Task> Below are some records. Pull every line that contains the word "screenshot".

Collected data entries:
================

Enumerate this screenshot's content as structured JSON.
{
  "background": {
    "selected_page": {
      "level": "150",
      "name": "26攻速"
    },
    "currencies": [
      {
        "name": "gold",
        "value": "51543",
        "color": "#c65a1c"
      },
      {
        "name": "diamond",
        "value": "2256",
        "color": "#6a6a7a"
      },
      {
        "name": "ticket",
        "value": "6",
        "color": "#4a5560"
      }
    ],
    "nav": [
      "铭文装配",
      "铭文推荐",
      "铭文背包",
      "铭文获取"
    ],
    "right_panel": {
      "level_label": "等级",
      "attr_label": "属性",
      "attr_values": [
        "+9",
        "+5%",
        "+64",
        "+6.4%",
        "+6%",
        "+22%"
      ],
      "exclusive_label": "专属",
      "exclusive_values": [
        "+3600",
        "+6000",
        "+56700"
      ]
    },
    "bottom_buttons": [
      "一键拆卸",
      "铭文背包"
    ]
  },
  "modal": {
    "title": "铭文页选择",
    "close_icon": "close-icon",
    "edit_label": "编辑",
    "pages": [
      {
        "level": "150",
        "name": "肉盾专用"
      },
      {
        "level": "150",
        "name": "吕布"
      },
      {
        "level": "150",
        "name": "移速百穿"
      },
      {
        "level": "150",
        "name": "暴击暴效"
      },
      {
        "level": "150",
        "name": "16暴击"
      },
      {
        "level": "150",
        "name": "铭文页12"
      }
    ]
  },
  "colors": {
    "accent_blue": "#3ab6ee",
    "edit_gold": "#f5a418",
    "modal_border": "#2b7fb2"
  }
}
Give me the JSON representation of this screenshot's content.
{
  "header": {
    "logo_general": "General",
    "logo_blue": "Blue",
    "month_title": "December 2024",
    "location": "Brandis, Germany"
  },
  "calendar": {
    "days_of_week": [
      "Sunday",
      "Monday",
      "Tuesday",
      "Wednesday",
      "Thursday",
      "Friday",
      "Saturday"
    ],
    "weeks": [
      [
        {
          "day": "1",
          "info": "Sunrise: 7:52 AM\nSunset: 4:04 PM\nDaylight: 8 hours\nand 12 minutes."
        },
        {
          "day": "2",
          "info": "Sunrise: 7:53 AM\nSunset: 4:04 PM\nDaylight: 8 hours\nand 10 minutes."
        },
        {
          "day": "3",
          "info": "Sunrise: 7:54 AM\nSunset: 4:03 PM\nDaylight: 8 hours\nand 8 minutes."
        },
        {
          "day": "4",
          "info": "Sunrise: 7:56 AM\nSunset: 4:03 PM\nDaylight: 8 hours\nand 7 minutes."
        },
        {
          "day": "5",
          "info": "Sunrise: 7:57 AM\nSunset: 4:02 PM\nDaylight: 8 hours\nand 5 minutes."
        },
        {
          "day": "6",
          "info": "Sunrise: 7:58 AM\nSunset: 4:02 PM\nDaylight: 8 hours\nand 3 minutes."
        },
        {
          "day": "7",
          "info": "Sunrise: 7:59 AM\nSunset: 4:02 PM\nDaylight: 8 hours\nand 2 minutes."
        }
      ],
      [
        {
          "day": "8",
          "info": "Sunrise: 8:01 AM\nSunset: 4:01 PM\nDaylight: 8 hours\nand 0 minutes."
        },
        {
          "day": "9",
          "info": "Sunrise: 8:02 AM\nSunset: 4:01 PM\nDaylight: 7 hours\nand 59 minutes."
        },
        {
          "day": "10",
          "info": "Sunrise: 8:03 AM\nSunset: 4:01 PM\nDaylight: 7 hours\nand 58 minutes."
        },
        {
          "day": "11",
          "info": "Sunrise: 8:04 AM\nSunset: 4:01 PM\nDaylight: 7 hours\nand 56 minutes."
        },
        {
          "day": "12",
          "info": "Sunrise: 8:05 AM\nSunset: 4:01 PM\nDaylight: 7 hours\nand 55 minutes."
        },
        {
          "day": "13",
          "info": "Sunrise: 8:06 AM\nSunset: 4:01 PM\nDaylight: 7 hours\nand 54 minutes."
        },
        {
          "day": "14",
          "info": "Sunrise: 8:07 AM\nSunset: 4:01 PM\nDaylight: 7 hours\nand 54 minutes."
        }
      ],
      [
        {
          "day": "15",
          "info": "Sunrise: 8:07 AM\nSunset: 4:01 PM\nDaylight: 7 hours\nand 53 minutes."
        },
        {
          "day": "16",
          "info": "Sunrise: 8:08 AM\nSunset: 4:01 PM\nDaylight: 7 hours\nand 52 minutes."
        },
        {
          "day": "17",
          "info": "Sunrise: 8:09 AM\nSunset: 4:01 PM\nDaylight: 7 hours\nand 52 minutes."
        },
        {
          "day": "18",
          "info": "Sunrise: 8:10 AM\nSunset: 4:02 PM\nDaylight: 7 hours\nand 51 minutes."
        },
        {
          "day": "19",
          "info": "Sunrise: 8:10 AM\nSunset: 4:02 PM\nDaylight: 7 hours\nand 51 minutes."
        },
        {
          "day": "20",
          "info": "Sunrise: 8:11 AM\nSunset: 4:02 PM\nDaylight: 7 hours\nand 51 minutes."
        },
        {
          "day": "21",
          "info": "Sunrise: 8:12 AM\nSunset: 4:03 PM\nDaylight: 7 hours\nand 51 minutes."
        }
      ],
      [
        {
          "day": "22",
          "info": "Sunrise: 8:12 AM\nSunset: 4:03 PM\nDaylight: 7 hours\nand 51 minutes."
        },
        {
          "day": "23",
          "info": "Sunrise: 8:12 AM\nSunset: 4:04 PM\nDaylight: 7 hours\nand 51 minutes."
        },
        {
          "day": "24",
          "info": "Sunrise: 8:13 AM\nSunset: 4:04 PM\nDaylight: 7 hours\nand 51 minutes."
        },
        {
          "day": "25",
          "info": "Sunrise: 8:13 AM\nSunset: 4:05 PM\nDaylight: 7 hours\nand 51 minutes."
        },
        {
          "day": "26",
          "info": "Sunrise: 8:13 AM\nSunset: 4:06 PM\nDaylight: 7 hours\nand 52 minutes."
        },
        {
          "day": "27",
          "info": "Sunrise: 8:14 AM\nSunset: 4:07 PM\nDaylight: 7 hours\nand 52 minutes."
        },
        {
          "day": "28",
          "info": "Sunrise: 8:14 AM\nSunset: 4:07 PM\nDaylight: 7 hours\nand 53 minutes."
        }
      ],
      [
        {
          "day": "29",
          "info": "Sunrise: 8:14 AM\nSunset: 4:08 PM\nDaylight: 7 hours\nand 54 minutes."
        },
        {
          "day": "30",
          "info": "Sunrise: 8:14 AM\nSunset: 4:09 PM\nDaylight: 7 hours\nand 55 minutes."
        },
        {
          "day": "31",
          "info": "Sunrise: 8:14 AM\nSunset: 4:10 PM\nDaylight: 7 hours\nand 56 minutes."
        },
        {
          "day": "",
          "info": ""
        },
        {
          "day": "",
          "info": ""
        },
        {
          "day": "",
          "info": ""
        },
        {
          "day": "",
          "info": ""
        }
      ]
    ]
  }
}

================

The completed task>
Enumerate this screenshot's content as structured JSON.
Give me the JSON representation of this screenshot's content.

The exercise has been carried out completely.